Instructions to follow |
Transcribe the listing lines between the line holding "- point-ocean-13: [191, 110, 202, 120]" and the line holding "- y-tick-label-7: 50000: [23, 40, 32, 63]", inclusive, copying each line exactly.

---

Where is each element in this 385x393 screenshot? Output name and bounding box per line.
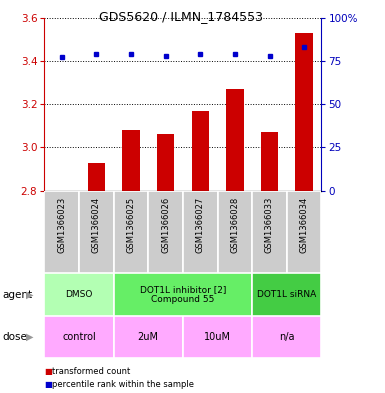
Text: DOT1L siRNA: DOT1L siRNA: [257, 290, 316, 299]
Text: DMSO: DMSO: [65, 290, 93, 299]
Text: ■: ■: [44, 380, 52, 389]
Bar: [44, 316, 114, 358]
Bar: [218, 191, 252, 273]
Bar: [44, 191, 79, 273]
Bar: [295, 33, 313, 191]
Text: DOT1L inhibitor [2]
Compound 55: DOT1L inhibitor [2] Compound 55: [140, 285, 226, 305]
Bar: [148, 191, 183, 273]
Text: control: control: [62, 332, 96, 342]
Bar: [114, 273, 252, 316]
Text: 10uM: 10uM: [204, 332, 231, 342]
Text: GDS5620 / ILMN_1784553: GDS5620 / ILMN_1784553: [99, 10, 263, 23]
Text: ▶: ▶: [27, 290, 34, 300]
Text: GSM1366024: GSM1366024: [92, 196, 101, 253]
Text: GSM1366023: GSM1366023: [57, 196, 66, 253]
Text: GSM1366026: GSM1366026: [161, 196, 170, 253]
Text: dose: dose: [2, 332, 27, 342]
Bar: [157, 134, 174, 191]
Text: ▶: ▶: [27, 332, 34, 342]
Text: GSM1366033: GSM1366033: [265, 196, 274, 253]
Bar: [183, 316, 252, 358]
Text: transformed count: transformed count: [52, 367, 130, 376]
Text: GSM1366025: GSM1366025: [126, 196, 136, 253]
Bar: [192, 111, 209, 191]
Text: 2uM: 2uM: [138, 332, 159, 342]
Bar: [183, 191, 218, 273]
Text: percentile rank within the sample: percentile rank within the sample: [52, 380, 194, 389]
Bar: [87, 162, 105, 191]
Text: n/a: n/a: [279, 332, 295, 342]
Bar: [261, 132, 278, 191]
Bar: [252, 191, 287, 273]
Bar: [287, 191, 321, 273]
Bar: [114, 191, 148, 273]
Text: agent: agent: [2, 290, 32, 300]
Bar: [252, 316, 321, 358]
Bar: [252, 273, 321, 316]
Text: GSM1366027: GSM1366027: [196, 196, 205, 253]
Bar: [122, 130, 139, 191]
Text: ■: ■: [44, 367, 52, 376]
Bar: [114, 316, 183, 358]
Bar: [79, 191, 114, 273]
Bar: [226, 89, 243, 191]
Text: GSM1366028: GSM1366028: [230, 196, 239, 253]
Bar: [44, 273, 114, 316]
Text: GSM1366034: GSM1366034: [300, 196, 309, 253]
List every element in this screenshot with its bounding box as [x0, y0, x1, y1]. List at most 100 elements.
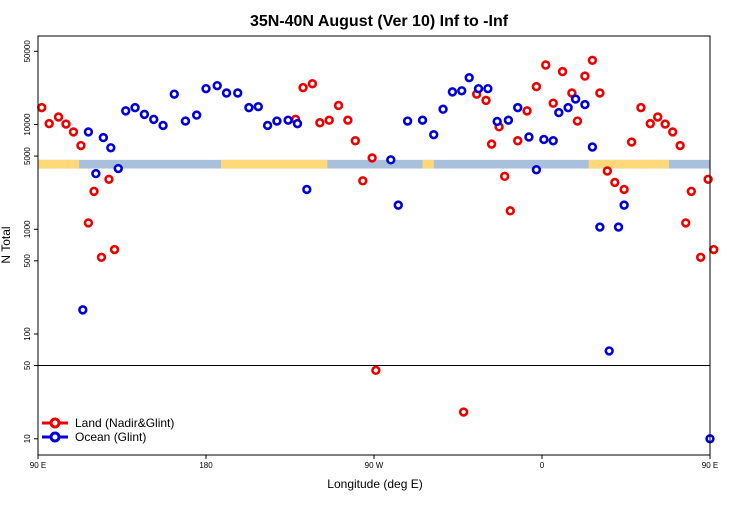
- point-ocean-13: [191, 110, 202, 120]
- x-tick-label-3: 0: [540, 461, 545, 470]
- point-ocean-14: [201, 83, 211, 94]
- point-ocean-8: [139, 109, 150, 120]
- x-tick-label-0: 90 E: [30, 461, 46, 470]
- point-land-41: [610, 177, 620, 188]
- point-land-3: [61, 119, 71, 129]
- point-ocean-9: [149, 114, 159, 125]
- point-ocean-17: [233, 88, 243, 98]
- point-ocean-44: [563, 102, 573, 113]
- point-land-21: [371, 365, 381, 376]
- point-ocean-47: [587, 142, 598, 152]
- y-tick-label-1: 50: [23, 361, 32, 370]
- y-tick-label-6: 10000: [23, 113, 32, 136]
- point-land-1: [44, 118, 54, 129]
- plot-frame: [37, 35, 711, 456]
- point-ocean-39: [524, 132, 534, 142]
- point-ocean-21: [272, 116, 282, 126]
- point-ocean-12: [180, 116, 191, 126]
- y-axis-label: N Total: [0, 226, 13, 263]
- point-ocean-3: [98, 132, 109, 143]
- point-ocean-10: [158, 120, 168, 131]
- band-land-segment-2: [422, 159, 434, 169]
- y-tick-label-7: 50000: [23, 40, 32, 63]
- point-ocean-45: [570, 94, 581, 104]
- point-land-48: [667, 127, 678, 137]
- point-land-20: [367, 153, 377, 163]
- point-land-0: [37, 102, 47, 113]
- point-land-17: [343, 115, 353, 125]
- point-ocean-42: [548, 136, 558, 146]
- point-land-33: [548, 98, 558, 108]
- point-ocean-27: [402, 116, 413, 126]
- x-axis-label: Longitude (deg E): [327, 477, 422, 491]
- point-land-39: [595, 88, 605, 98]
- point-ocean-16: [221, 88, 232, 98]
- chart-title: 35N-40N August (Ver 10) Inf to -Inf: [250, 13, 509, 30]
- point-ocean-31: [447, 87, 458, 97]
- point-land-49: [675, 140, 685, 151]
- point-land-25: [486, 139, 497, 149]
- point-ocean-35: [483, 83, 493, 94]
- x-tick-label-2: 90 W: [365, 461, 384, 470]
- point-ocean-34: [473, 83, 484, 94]
- point-land-10: [109, 244, 120, 255]
- point-ocean-18: [244, 102, 254, 113]
- legend-entry-ocean: Ocean (Glint): [42, 430, 146, 444]
- point-ocean-33: [464, 72, 474, 83]
- point-land-13: [307, 79, 318, 89]
- point-ocean-28: [417, 115, 428, 125]
- point-ocean-49: [604, 346, 614, 356]
- point-land-5: [76, 140, 86, 151]
- point-land-46: [653, 112, 663, 122]
- point-land-54: [709, 244, 719, 255]
- y-tick-label-4: 1000: [23, 220, 32, 238]
- point-ocean-24: [302, 184, 312, 195]
- point-ocean-40: [531, 165, 542, 175]
- data-density-band: [38, 159, 710, 169]
- point-land-40: [602, 166, 613, 176]
- point-ocean-46: [580, 99, 590, 110]
- point-ocean-43: [554, 107, 564, 118]
- legend-marker-land: [49, 417, 61, 429]
- y-tick-label-5: 5000: [23, 147, 32, 165]
- x-tick-label-1: 180: [199, 461, 213, 470]
- point-land-32: [541, 60, 551, 70]
- point-land-4: [68, 127, 79, 137]
- point-land-36: [572, 116, 583, 126]
- point-land-47: [660, 119, 670, 129]
- point-land-43: [626, 137, 637, 147]
- legend-label-land: Land (Nadir&Glint): [75, 416, 174, 430]
- point-land-50: [681, 218, 691, 228]
- point-ocean-0: [78, 305, 88, 315]
- point-ocean-36: [492, 116, 502, 127]
- point-ocean-15: [212, 80, 222, 91]
- point-land-52: [695, 252, 706, 263]
- point-ocean-20: [262, 120, 273, 131]
- point-ocean-48: [595, 222, 605, 232]
- point-ocean-26: [393, 200, 403, 210]
- point-land-31: [531, 81, 542, 92]
- point-land-28: [505, 206, 515, 216]
- point-land-2: [53, 112, 64, 122]
- point-ocean-50: [613, 222, 624, 232]
- point-land-15: [324, 115, 334, 125]
- point-land-34: [557, 66, 568, 77]
- point-ocean-5: [113, 163, 123, 174]
- point-ocean-2: [91, 168, 101, 179]
- point-land-19: [358, 176, 368, 186]
- point-ocean-37: [503, 115, 514, 125]
- band-base: [38, 159, 710, 169]
- point-land-22: [458, 407, 469, 417]
- point-land-27: [499, 171, 510, 182]
- legend-entry-land: Land (Nadir&Glint): [42, 416, 174, 430]
- point-land-6: [83, 218, 94, 228]
- point-ocean-7: [130, 102, 140, 113]
- point-land-18: [350, 136, 361, 146]
- y-tick-label-0: 10: [23, 434, 32, 443]
- point-land-38: [587, 55, 598, 66]
- y-tick-label-2: 100: [23, 327, 32, 341]
- point-ocean-19: [253, 101, 263, 112]
- point-ocean-30: [438, 104, 448, 114]
- axis-ticks: 90 E 180 90 W 0 90 E 10 50 100 500 1000 5000 10000 5…: [23, 40, 718, 470]
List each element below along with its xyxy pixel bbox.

---

Full response |
- point-ocean-13: [191, 110, 202, 120]
- x-tick-label-3: 0: [540, 461, 545, 470]
- point-ocean-14: [201, 83, 211, 94]
- point-ocean-8: [139, 109, 150, 120]
- x-tick-label-0: 90 E: [30, 461, 46, 470]
- point-land-41: [610, 177, 620, 188]
- point-land-3: [61, 119, 71, 129]
- point-ocean-9: [149, 114, 159, 125]
- point-ocean-17: [233, 88, 243, 98]
- point-ocean-44: [563, 102, 573, 113]
- point-land-21: [371, 365, 381, 376]
- point-ocean-47: [587, 142, 598, 152]
- y-tick-label-1: 50: [23, 361, 32, 370]
- y-tick-label-6: 10000: [23, 113, 32, 136]
- point-land-1: [44, 118, 54, 129]
- plot-frame: [37, 35, 711, 456]
- point-ocean-39: [524, 132, 534, 142]
- point-ocean-21: [272, 116, 282, 126]
- point-ocean-12: [180, 116, 191, 126]
- y-axis-label: N Total: [0, 226, 13, 263]
- point-ocean-3: [98, 132, 109, 143]
- point-ocean-10: [158, 120, 168, 131]
- band-land-segment-2: [422, 159, 434, 169]
- y-tick-label-7: 50000: [23, 40, 32, 63]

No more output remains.